(Figure collection entries)
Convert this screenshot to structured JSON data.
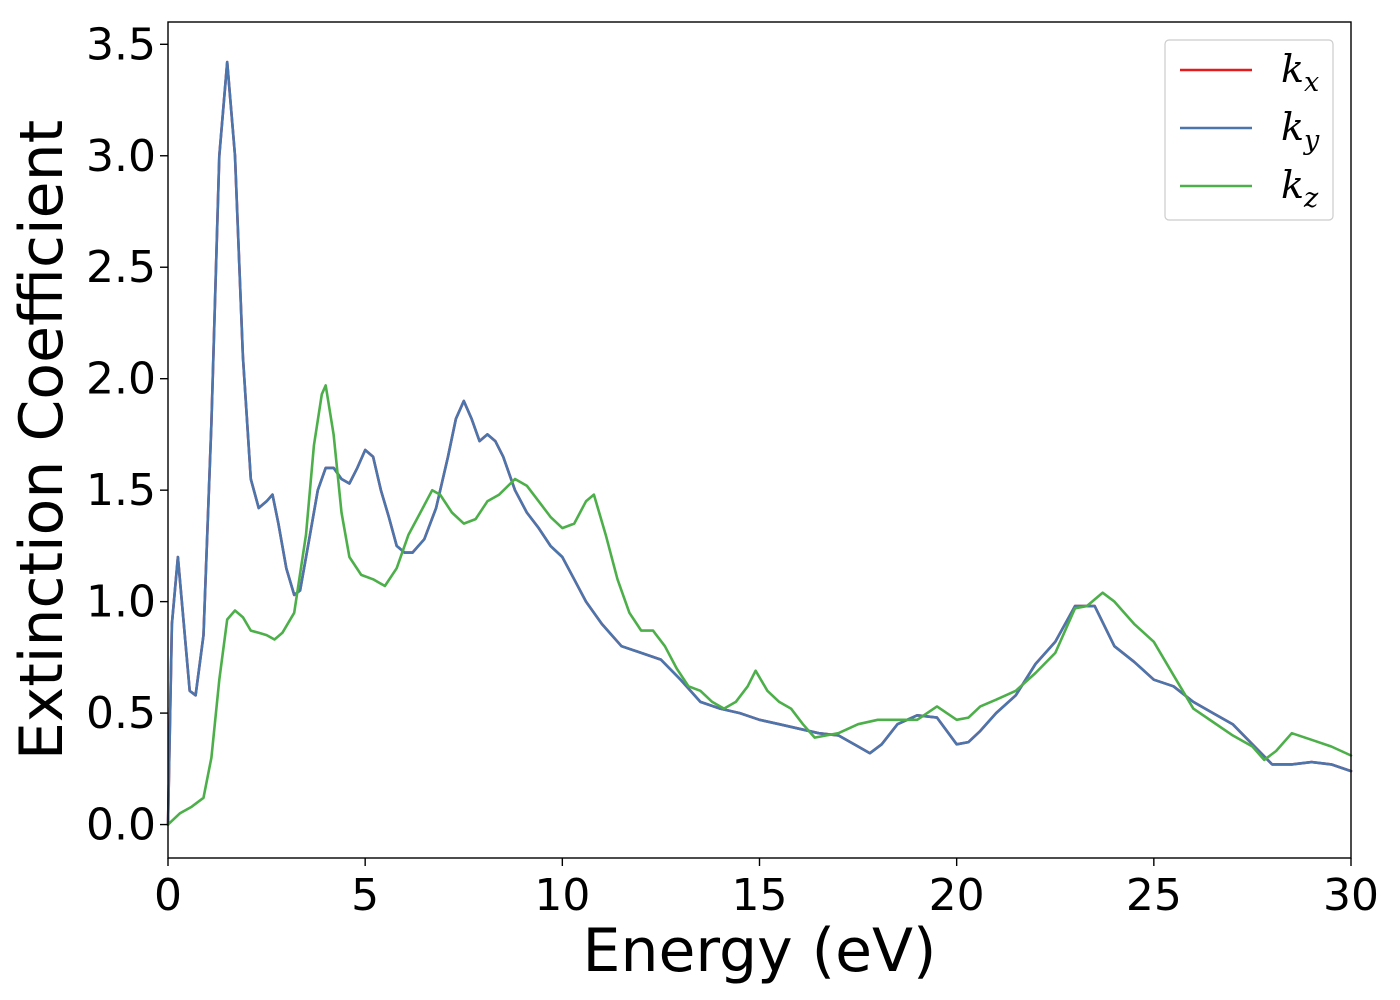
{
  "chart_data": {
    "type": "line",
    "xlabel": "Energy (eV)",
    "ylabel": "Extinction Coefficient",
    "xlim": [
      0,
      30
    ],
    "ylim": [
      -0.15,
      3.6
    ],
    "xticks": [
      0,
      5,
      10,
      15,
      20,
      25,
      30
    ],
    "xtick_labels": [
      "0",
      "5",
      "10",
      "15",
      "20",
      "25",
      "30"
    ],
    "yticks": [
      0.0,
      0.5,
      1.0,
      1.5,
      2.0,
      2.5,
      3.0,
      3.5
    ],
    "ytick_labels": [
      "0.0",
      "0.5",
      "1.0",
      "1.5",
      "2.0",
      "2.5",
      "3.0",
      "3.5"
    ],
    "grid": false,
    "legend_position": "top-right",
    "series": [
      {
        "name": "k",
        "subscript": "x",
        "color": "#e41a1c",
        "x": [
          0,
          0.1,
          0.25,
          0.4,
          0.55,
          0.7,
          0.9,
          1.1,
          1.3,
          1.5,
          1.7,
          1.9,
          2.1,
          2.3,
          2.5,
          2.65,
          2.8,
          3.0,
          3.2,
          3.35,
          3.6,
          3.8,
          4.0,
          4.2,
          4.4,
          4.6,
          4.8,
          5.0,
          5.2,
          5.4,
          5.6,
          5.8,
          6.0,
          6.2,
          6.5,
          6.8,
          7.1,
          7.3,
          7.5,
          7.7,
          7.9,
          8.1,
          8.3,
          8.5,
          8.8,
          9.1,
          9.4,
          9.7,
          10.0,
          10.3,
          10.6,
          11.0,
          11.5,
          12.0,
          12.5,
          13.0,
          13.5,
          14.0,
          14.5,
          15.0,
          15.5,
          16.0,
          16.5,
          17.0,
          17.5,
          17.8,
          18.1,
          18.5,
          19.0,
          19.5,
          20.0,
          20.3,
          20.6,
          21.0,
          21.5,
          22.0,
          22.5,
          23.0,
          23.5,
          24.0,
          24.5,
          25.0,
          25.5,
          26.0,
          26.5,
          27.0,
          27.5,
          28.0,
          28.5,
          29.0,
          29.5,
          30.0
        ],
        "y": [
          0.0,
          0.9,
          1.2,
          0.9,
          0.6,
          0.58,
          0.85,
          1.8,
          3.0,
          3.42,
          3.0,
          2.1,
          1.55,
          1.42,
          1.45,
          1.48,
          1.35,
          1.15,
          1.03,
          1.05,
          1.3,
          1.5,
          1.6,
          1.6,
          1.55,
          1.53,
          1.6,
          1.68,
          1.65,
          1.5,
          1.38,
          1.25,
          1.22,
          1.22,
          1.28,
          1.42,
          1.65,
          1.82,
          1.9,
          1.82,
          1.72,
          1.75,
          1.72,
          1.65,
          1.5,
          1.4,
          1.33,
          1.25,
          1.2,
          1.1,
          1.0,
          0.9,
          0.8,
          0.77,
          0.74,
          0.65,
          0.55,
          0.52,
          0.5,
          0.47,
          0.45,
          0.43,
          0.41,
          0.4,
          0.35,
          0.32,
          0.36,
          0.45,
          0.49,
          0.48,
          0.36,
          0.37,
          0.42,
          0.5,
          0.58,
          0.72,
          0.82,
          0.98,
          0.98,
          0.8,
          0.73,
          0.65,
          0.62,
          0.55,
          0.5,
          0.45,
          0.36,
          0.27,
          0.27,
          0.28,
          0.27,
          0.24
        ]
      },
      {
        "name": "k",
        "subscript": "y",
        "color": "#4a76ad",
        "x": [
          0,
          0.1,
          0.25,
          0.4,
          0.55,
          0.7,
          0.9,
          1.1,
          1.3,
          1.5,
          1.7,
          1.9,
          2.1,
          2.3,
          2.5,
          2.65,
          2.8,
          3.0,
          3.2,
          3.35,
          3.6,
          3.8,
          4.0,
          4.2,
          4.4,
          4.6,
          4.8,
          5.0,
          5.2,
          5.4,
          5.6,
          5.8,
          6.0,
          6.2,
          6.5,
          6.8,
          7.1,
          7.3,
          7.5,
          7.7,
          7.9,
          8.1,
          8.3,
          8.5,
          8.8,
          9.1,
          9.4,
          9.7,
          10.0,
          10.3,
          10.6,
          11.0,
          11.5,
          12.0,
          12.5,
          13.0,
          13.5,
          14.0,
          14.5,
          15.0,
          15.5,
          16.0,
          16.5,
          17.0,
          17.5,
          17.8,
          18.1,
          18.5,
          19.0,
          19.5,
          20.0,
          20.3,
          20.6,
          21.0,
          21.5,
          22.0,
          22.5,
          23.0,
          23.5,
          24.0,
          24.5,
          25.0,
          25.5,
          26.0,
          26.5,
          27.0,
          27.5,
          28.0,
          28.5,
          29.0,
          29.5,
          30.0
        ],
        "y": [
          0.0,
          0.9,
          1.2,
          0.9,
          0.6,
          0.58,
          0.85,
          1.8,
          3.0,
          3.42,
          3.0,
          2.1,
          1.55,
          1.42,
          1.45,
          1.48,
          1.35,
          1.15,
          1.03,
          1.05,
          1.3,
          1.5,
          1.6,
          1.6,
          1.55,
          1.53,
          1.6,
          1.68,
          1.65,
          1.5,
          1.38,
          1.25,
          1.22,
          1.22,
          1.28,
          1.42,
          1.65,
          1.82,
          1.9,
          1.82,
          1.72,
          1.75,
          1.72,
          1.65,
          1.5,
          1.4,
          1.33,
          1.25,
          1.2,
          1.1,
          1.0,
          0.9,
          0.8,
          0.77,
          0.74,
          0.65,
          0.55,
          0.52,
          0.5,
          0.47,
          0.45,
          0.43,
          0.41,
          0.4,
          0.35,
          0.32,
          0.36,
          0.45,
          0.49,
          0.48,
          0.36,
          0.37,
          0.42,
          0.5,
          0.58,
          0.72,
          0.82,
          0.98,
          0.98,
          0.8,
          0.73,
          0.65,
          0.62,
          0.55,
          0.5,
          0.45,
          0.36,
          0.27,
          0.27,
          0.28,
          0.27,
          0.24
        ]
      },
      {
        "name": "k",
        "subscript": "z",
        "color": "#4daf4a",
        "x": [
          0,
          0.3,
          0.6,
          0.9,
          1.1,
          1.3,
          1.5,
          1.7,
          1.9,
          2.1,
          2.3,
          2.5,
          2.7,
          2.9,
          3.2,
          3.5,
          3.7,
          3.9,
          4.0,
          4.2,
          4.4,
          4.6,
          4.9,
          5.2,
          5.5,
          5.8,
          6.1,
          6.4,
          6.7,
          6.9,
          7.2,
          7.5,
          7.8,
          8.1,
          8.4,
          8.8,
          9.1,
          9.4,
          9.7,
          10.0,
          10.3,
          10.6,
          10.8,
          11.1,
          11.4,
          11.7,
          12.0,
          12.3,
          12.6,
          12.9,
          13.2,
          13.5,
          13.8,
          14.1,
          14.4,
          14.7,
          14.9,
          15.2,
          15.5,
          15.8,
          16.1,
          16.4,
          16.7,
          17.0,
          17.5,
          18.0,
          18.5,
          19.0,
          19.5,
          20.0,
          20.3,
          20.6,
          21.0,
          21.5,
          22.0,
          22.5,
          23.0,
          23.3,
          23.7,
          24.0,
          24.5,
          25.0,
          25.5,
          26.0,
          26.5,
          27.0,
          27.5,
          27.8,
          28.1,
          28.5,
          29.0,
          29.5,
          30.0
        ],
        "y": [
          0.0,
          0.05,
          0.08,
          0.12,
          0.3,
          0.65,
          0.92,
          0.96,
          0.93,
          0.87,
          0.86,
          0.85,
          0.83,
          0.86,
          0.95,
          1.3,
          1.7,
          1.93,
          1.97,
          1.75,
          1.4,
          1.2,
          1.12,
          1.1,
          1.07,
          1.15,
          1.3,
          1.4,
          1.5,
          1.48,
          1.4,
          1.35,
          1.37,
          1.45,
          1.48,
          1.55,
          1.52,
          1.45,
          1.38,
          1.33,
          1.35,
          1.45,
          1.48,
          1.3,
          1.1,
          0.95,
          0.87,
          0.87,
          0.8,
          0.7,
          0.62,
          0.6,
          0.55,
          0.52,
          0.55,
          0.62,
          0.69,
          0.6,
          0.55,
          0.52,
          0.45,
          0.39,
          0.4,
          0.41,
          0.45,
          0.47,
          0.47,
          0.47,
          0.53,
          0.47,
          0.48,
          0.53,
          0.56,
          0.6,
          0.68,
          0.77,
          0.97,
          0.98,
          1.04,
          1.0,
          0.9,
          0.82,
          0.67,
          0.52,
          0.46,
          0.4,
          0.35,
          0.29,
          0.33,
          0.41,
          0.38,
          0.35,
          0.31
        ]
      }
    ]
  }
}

**PROMPT:**
Point out every line holding the string "color" and copy it.

**FINAL RESULT:**
        "color": "#e41a1c",
        "color": "#4a76ad",
        "color": "#4daf4a",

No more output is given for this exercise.